▶ [TASK DETAILS]: Every record below should be printed exactly as given.

▶ [DATA SHOWN]:

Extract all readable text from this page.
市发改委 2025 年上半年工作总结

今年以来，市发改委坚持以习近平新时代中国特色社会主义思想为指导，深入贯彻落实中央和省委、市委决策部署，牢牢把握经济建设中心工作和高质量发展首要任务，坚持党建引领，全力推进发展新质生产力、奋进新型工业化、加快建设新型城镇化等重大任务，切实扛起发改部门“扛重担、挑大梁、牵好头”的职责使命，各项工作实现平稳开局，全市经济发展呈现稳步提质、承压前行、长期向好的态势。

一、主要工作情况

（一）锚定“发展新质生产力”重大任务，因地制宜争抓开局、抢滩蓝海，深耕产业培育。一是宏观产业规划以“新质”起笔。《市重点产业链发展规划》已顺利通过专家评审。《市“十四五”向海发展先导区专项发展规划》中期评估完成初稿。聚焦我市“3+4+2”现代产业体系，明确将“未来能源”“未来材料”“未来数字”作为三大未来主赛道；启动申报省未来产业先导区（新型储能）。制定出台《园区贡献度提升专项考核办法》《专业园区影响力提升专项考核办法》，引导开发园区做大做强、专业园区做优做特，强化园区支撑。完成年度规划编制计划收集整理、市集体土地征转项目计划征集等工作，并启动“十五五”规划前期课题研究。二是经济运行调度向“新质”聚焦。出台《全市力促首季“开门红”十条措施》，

▶ [TASK RESPONSE]:
Extract all readable text from this page.
市发改委 2025 年上半年工作总结

今年以来，市发改委坚持以习近平新时代中国特色社会主义思想为指导，深入贯彻落实中央和省委、市委决策部署，牢牢把握经济建设中心工作和高质量发展首要任务，坚持党建引领，全力推进发展新质生产力、奋进新型工业化、加快建设新型城镇化等重大任务，切实扛起发改部门“扛重担、挑大梁、牵好头”的职责使命，各项工作实现平稳开局，全市经济发展呈现稳步提质、承压前行、长期向好的态势。

一、主要工作情况

（一）锚定“发展新质生产力”重大任务，因地制宜争抓开局、抢滩蓝海，深耕产业培育。一是宏观产业规划以“新质”起笔。《市重点产业链发展规划》已顺利通过专家评审。《市“十四五”向海发展先导区专项发展规划》中期评估完成初稿。聚焦我市“3+4+2”现代产业体系，明确将“未来能源”“未来材料”“未来数字”作为三大未来主赛道；启动申报省未来产业先导区（新型储能）。制定出台《园区贡献度提升专项考核办法》《专业园区影响力提升专项考核办法》，引导开发园区做大做强、专业园区做优做特，强化园区支撑。完成年度规划编制计划收集整理、市集体土地征转项目计划征集等工作，并启动“十五五”规划前期课题研究。二是经济运行调度向“新质”聚焦。出台《全市力促首季“开门红”十条措施》，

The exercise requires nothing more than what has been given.